Data excerpts:
####
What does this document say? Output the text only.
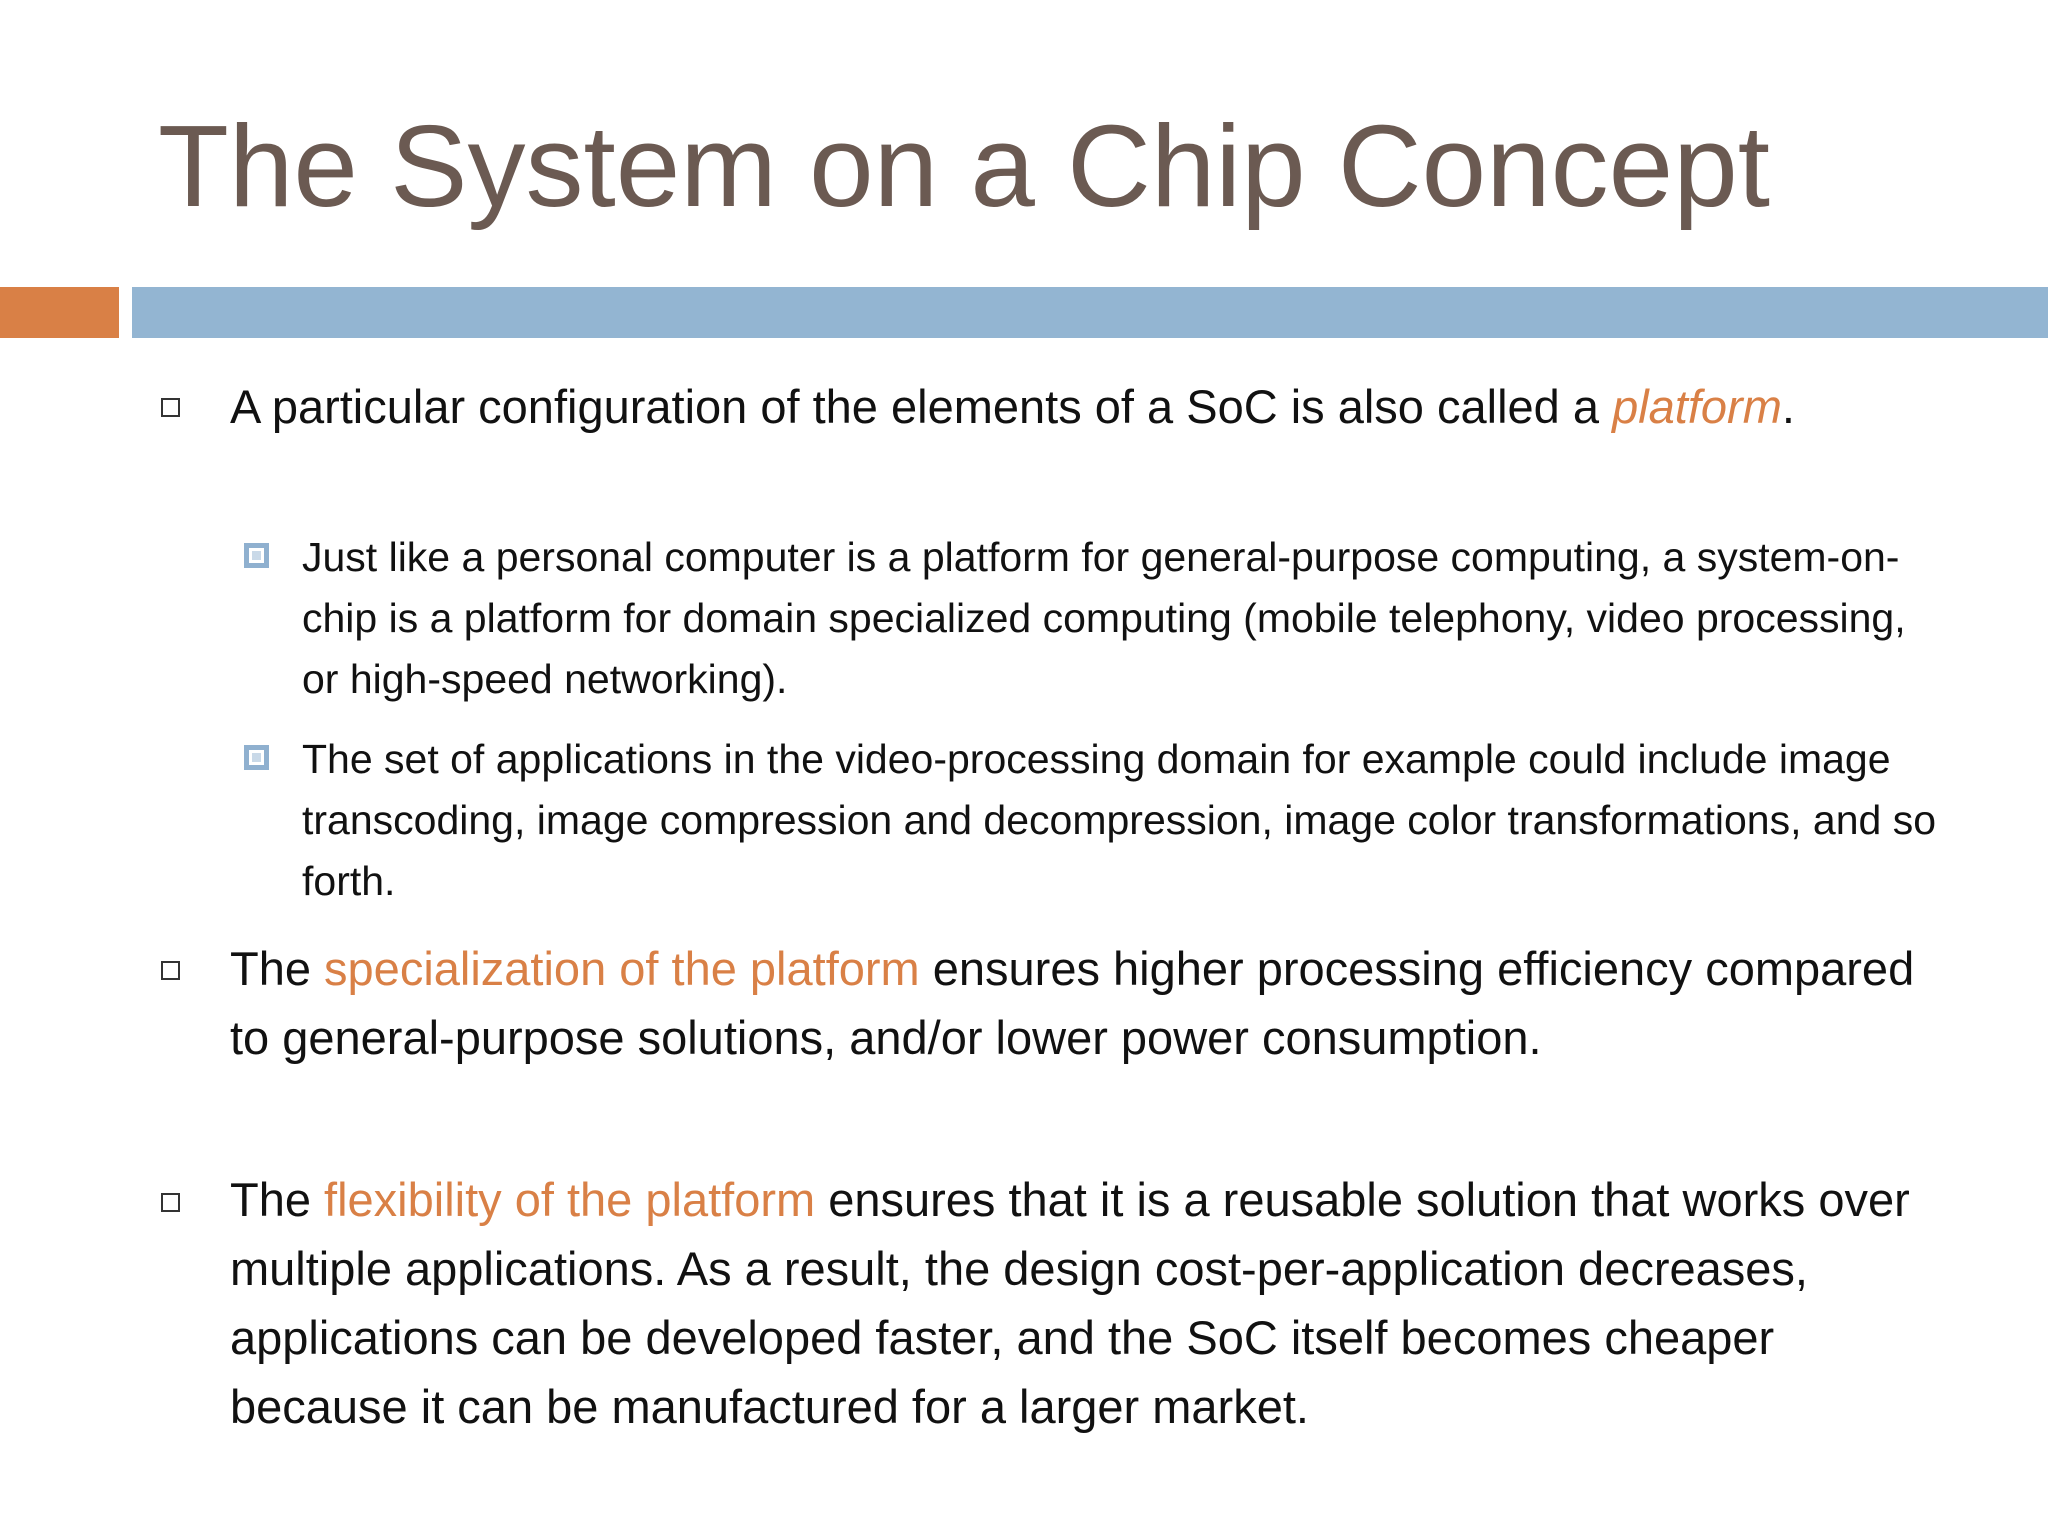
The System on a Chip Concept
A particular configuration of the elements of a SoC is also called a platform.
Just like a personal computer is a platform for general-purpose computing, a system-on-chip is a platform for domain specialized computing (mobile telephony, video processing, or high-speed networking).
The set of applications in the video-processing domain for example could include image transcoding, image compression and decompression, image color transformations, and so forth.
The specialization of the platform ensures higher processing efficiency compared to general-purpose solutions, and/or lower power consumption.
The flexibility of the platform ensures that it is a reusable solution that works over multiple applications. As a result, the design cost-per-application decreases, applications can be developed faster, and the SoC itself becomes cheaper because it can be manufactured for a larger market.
####
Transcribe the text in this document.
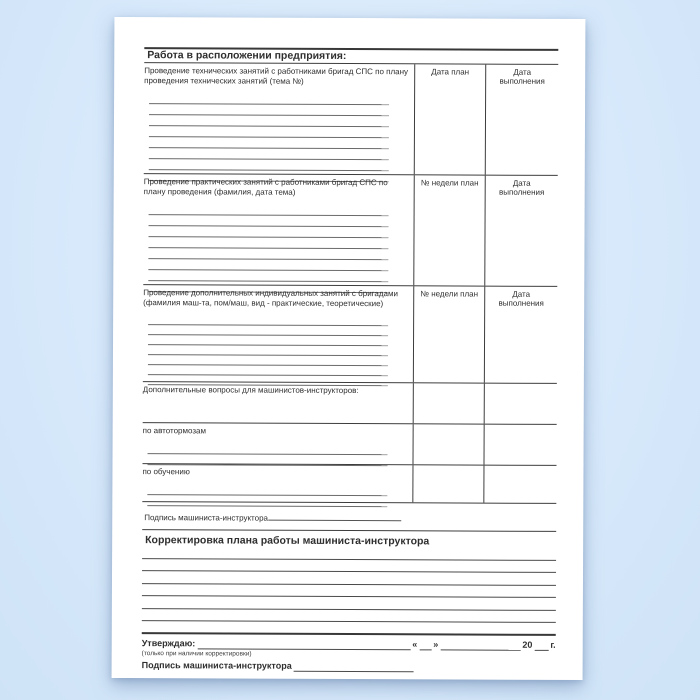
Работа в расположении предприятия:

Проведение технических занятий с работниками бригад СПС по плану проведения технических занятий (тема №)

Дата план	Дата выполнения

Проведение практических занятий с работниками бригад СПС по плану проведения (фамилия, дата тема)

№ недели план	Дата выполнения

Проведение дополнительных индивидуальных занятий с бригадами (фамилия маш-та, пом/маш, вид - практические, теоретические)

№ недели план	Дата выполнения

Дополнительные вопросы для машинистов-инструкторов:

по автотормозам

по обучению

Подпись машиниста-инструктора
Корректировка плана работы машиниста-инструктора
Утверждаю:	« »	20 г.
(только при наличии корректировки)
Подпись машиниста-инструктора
####
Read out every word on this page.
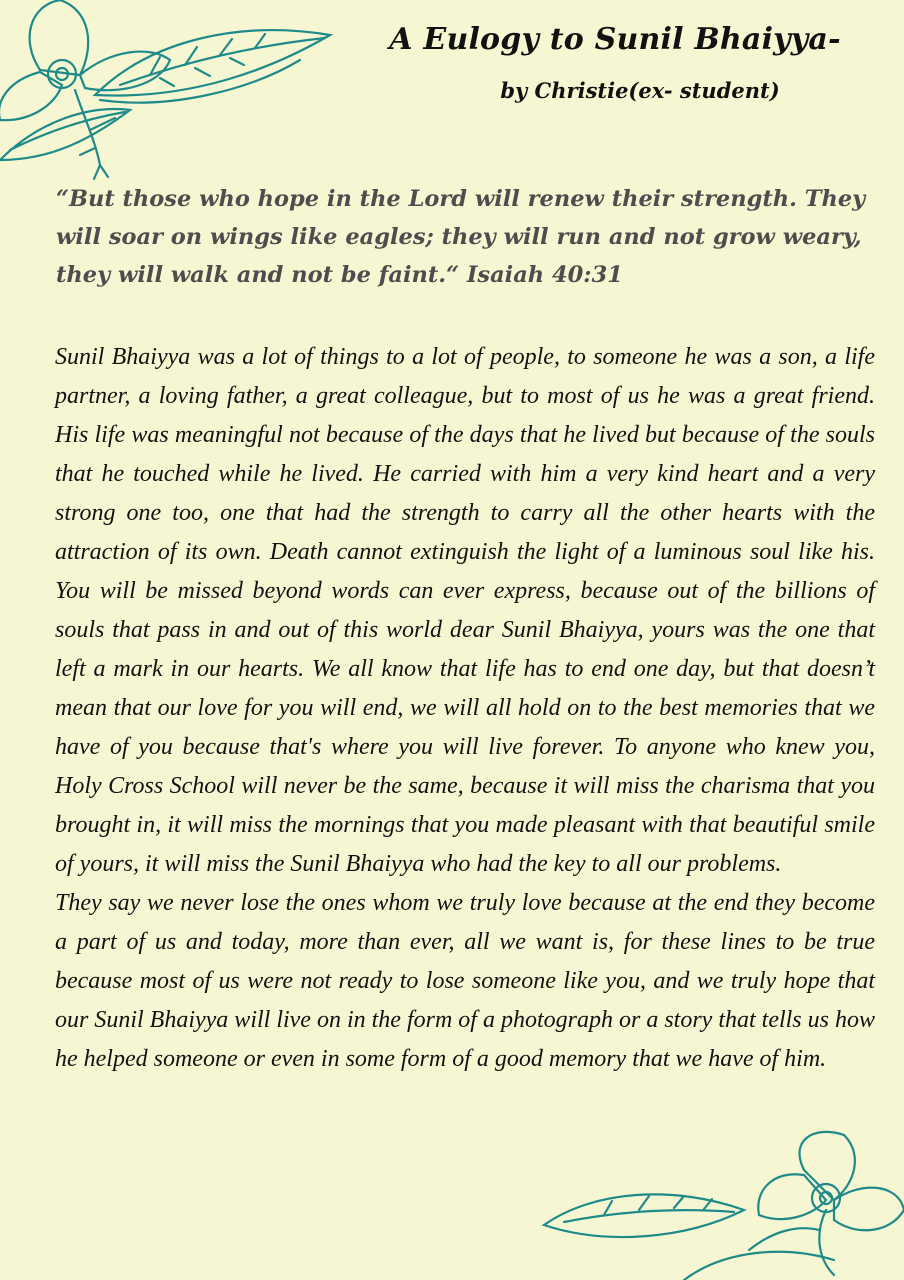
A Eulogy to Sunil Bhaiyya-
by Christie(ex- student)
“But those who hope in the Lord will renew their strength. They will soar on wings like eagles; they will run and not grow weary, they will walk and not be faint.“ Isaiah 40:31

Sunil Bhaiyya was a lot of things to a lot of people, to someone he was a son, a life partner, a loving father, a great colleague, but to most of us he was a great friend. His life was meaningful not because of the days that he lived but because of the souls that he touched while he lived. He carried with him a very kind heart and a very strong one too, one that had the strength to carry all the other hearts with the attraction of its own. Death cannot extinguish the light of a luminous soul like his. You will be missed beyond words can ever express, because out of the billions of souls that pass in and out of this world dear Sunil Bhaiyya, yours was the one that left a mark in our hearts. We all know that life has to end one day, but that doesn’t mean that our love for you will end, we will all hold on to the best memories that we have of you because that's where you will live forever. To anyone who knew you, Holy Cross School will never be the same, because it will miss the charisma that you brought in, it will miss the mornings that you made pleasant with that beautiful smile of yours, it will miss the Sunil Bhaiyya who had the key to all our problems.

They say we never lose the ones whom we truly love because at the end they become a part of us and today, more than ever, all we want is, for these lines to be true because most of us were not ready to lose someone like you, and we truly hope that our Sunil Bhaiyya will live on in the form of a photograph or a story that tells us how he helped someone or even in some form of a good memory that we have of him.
####
**YOUR OBJECTIVE:** Respond with nothing but the number of lines in the entries that contain the string "занятий".

**ANSWER TO THE EXERCISE:** 3